▸ MATERIAL FOR THIS EXERCISE
━━━━━━━━

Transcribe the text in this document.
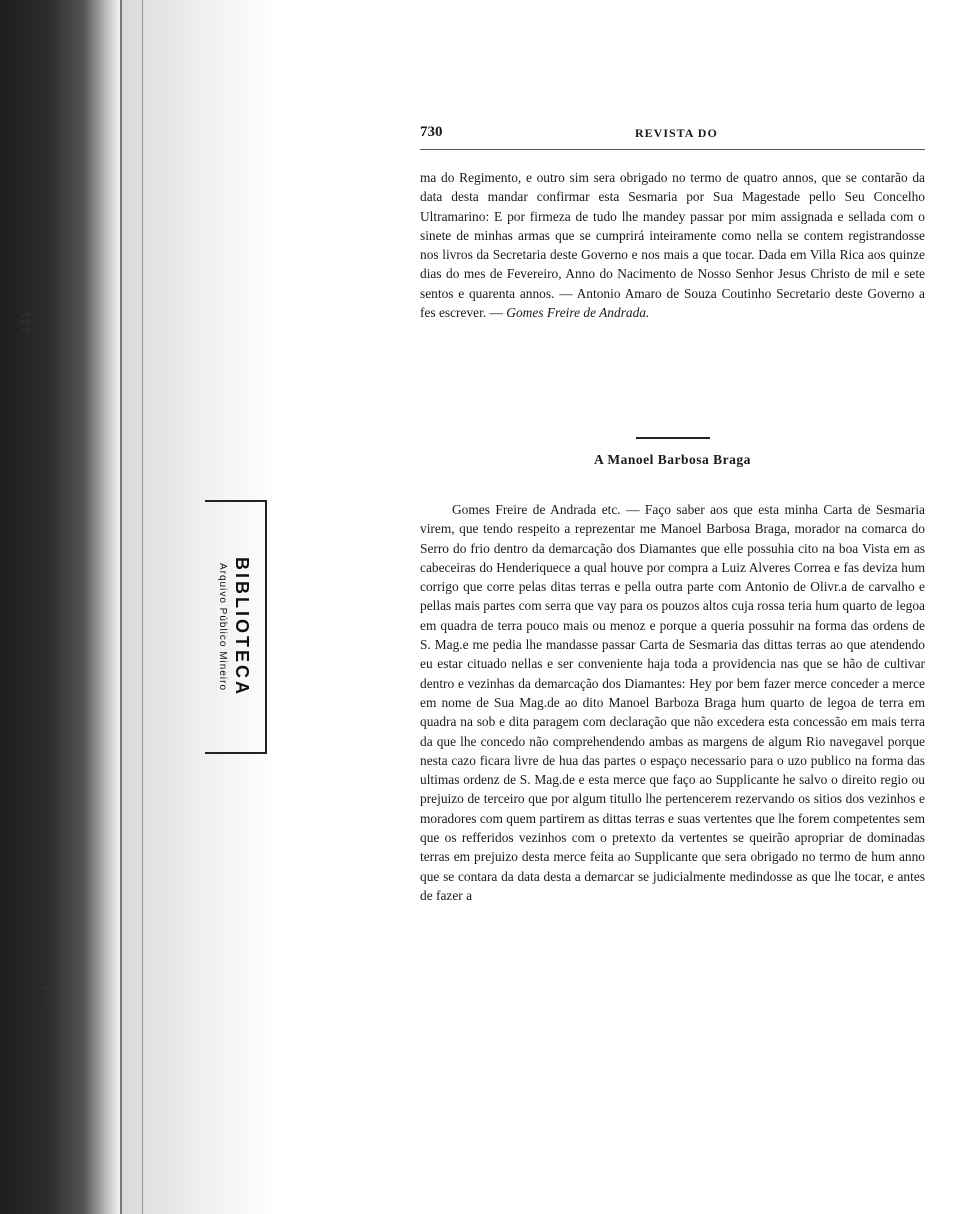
121
121
BIBLIOTECA
Arquivo Público Mineiro
730	REVISTA DO
ma do Regimento, e outro sim sera obrigado no termo de quatro annos, que se contarão da data desta mandar confirmar esta Sesmaria por Sua Magestade pello Seu Concelho Ultramarino: E por firmeza de tudo lhe mandey passar por mim assignada e sellada com o sinete de minhas armas que se cumprirá inteiramente como nella se contem registrandosse nos livros da Secretaria deste Governo e nos mais a que tocar. Dada em Villa Rica aos quinze dias do mes de Fevereiro, Anno do Nacimento de Nosso Senhor Jesus Christo de mil e sete sentos e quarenta annos. — Antonio Amaro de Souza Coutinho Secretario deste Governo a fes escrever. — Gomes Freire de Andrada.
A Manoel Barbosa Braga
Gomes Freire de Andrada etc. — Faço saber aos que esta minha Carta de Sesmaria virem, que tendo respeito a reprezentar me Manoel Barbosa Braga, morador na comarca do Serro do frio dentro da demarcação dos Diamantes que elle possuhia cito na boa Vista em as cabeceiras do Henderiquece a qual houve por compra a Luiz Alveres Correa e fas deviza hum corrigo que corre pelas ditas terras e pella outra parte com Antonio de Olivr.a de carvalho e pellas mais partes com serra que vay para os pouzos altos cuja rossa teria hum quarto de legoa em quadra de terra pouco mais ou menoz e porque a queria possuhir na forma das ordens de S. Mag.e me pedia lhe mandasse passar Carta de Sesmaria das dittas terras ao que atendendo eu estar cituado nellas e ser conveniente haja toda a providencia nas que se hão de cultivar dentro e vezinhas da demarcação dos Diamantes: Hey por bem fazer merce conceder a merce em nome de Sua Mag.de ao dito Manoel Barboza Braga hum quarto de legoa de terra em quadra na sob e dita paragem com declaração que não excedera esta concessão em mais terra da que lhe concedo não comprehendendo ambas as margens de algum Rio navegavel porque nesta cazo ficara livre de hua das partes o espaço necessario para o uzo publico na forma das ultimas ordenz de S. Mag.de e esta merce que faço ao Supplicante he salvo o direito regio ou prejuizo de terceiro que por algum titullo lhe pertencerem rezervando os sitios dos vezinhos e moradores com quem partirem as dittas terras e suas vertentes que lhe forem competentes sem que os refferidos vezinhos com o pretexto da vertentes se queirão apropriar de dominadas terras em prejuizo desta merce feita ao Supplicante que sera obrigado no termo de hum anno que se contara da data desta a demarcar se judicialmente medindosse as que lhe tocar, e antes de fazer a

━━━━━━━━

▸ WRITTEN REQUEST
Repeat all the records above exactly, leaving out any pictures.

▸ RESPONSE
Transcribe the text in this document.
121
121
BIBLIOTECA
Arquivo Público Mineiro
730	REVISTA DO
ma do Regimento, e outro sim sera obrigado no termo de quatro annos, que se contarão da data desta mandar confirmar esta Sesmaria por Sua Magestade pello Seu Concelho Ultramarino: E por firmeza de tudo lhe mandey passar por mim assignada e sellada com o sinete de minhas armas que se cumprirá inteiramente como nella se contem registrandosse nos livros da Secretaria deste Governo e nos mais a que tocar. Dada em Villa Rica aos quinze dias do mes de Fevereiro, Anno do Nacimento de Nosso Senhor Jesus Christo de mil e sete sentos e quarenta annos. — Antonio Amaro de Souza Coutinho Secretario deste Governo a fes escrever. — Gomes Freire de Andrada.
A Manoel Barbosa Braga
Gomes Freire de Andrada etc. — Faço saber aos que esta minha Carta de Sesmaria virem, que tendo respeito a reprezentar me Manoel Barbosa Braga, morador na comarca do Serro do frio dentro da demarcação dos Diamantes que elle possuhia cito na boa Vista em as cabeceiras do Henderiquece a qual houve por compra a Luiz Alveres Correa e fas deviza hum corrigo que corre pelas ditas terras e pella outra parte com Antonio de Olivr.a de carvalho e pellas mais partes com serra que vay para os pouzos altos cuja rossa teria hum quarto de legoa em quadra de terra pouco mais ou menoz e porque a queria possuhir na forma das ordens de S. Mag.e me pedia lhe mandasse passar Carta de Sesmaria das dittas terras ao que atendendo eu estar cituado nellas e ser conveniente haja toda a providencia nas que se hão de cultivar dentro e vezinhas da demarcação dos Diamantes: Hey por bem fazer merce conceder a merce em nome de Sua Mag.de ao dito Manoel Barboza Braga hum quarto de legoa de terra em quadra na sob e dita paragem com declaração que não excedera esta concessão em mais terra da que lhe concedo não comprehendendo ambas as margens de algum Rio navegavel porque nesta cazo ficara livre de hua das partes o espaço necessario para o uzo publico na forma das ultimas ordenz de S. Mag.de e esta merce que faço ao Supplicante he salvo o direito regio ou prejuizo de terceiro que por algum titullo lhe pertencerem rezervando os sitios dos vezinhos e moradores com quem partirem as dittas terras e suas vertentes que lhe forem competentes sem que os refferidos vezinhos com o pretexto da vertentes se queirão apropriar de dominadas terras em prejuizo desta merce feita ao Supplicante que sera obrigado no termo de hum anno que se contara da data desta a demarcar se judicialmente medindosse as que lhe tocar, e antes de fazer a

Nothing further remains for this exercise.